Write down each entry again, exactly as it reads.
········
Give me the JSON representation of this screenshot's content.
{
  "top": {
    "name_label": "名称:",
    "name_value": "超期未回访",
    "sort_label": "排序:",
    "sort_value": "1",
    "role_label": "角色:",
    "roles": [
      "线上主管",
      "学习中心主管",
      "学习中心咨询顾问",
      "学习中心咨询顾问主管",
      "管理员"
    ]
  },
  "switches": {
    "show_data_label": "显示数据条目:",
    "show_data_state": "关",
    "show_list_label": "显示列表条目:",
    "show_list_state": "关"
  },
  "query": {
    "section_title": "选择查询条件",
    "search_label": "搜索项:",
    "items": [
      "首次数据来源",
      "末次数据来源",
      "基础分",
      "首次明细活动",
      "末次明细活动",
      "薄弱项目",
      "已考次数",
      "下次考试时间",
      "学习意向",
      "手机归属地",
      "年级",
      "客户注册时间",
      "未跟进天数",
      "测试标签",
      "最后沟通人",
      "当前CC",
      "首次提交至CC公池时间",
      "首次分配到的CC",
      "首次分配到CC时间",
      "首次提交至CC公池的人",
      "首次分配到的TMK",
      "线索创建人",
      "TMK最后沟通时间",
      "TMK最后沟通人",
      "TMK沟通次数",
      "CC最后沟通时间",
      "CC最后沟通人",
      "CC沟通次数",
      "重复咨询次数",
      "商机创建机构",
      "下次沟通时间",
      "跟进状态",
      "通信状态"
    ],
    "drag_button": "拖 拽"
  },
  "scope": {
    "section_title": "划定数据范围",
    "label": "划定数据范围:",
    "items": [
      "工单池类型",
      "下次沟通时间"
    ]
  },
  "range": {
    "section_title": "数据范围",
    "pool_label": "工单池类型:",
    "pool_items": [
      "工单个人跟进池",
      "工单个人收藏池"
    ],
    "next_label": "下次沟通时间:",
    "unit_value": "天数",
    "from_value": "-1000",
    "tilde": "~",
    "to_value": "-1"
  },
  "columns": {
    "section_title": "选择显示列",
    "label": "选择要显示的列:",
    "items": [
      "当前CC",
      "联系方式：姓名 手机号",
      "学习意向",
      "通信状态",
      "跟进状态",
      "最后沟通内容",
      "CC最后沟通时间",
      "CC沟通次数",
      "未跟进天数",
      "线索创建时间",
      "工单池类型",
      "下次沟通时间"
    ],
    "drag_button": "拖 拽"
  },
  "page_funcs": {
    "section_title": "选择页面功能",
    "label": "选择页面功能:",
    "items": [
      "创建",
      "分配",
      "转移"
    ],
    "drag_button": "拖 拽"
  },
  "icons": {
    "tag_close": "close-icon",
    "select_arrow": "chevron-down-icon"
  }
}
········
§ Finished answer
Give me the JSON representation of this screenshot's content.
{
  "top": {
    "name_label": "名称:",
    "name_value": "超期未回访",
    "sort_label": "排序:",
    "sort_value": "1",
    "role_label": "角色:",
    "roles": [
      "线上主管",
      "学习中心主管",
      "学习中心咨询顾问",
      "学习中心咨询顾问主管",
      "管理员"
    ]
  },
  "switches": {
    "show_data_label": "显示数据条目:",
    "show_data_state": "关",
    "show_list_label": "显示列表条目:",
    "show_list_state": "关"
  },
  "query": {
    "section_title": "选择查询条件",
    "search_label": "搜索项:",
    "items": [
      "首次数据来源",
      "末次数据来源",
      "基础分",
      "首次明细活动",
      "末次明细活动",
      "薄弱项目",
      "已考次数",
      "下次考试时间",
      "学习意向",
      "手机归属地",
      "年级",
      "客户注册时间",
      "未跟进天数",
      "测试标签",
      "最后沟通人",
      "当前CC",
      "首次提交至CC公池时间",
      "首次分配到的CC",
      "首次分配到CC时间",
      "首次提交至CC公池的人",
      "首次分配到的TMK",
      "线索创建人",
      "TMK最后沟通时间",
      "TMK最后沟通人",
      "TMK沟通次数",
      "CC最后沟通时间",
      "CC最后沟通人",
      "CC沟通次数",
      "重复咨询次数",
      "商机创建机构",
      "下次沟通时间",
      "跟进状态",
      "通信状态"
    ],
    "drag_button": "拖 拽"
  },
  "scope": {
    "section_title": "划定数据范围",
    "label": "划定数据范围:",
    "items": [
      "工单池类型",
      "下次沟通时间"
    ]
  },
  "range": {
    "section_title": "数据范围",
    "pool_label": "工单池类型:",
    "pool_items": [
      "工单个人跟进池",
      "工单个人收藏池"
    ],
    "next_label": "下次沟通时间:",
    "unit_value": "天数",
    "from_value": "-1000",
    "tilde": "~",
    "to_value": "-1"
  },
  "columns": {
    "section_title": "选择显示列",
    "label": "选择要显示的列:",
    "items": [
      "当前CC",
      "联系方式：姓名 手机号",
      "学习意向",
      "通信状态",
      "跟进状态",
      "最后沟通内容",
      "CC最后沟通时间",
      "CC沟通次数",
      "未跟进天数",
      "线索创建时间",
      "工单池类型",
      "下次沟通时间"
    ],
    "drag_button": "拖 拽"
  },
  "page_funcs": {
    "section_title": "选择页面功能",
    "label": "选择页面功能:",
    "items": [
      "创建",
      "分配",
      "转移"
    ],
    "drag_button": "拖 拽"
  },
  "icons": {
    "tag_close": "close-icon",
    "select_arrow": "chevron-down-icon"
  }
}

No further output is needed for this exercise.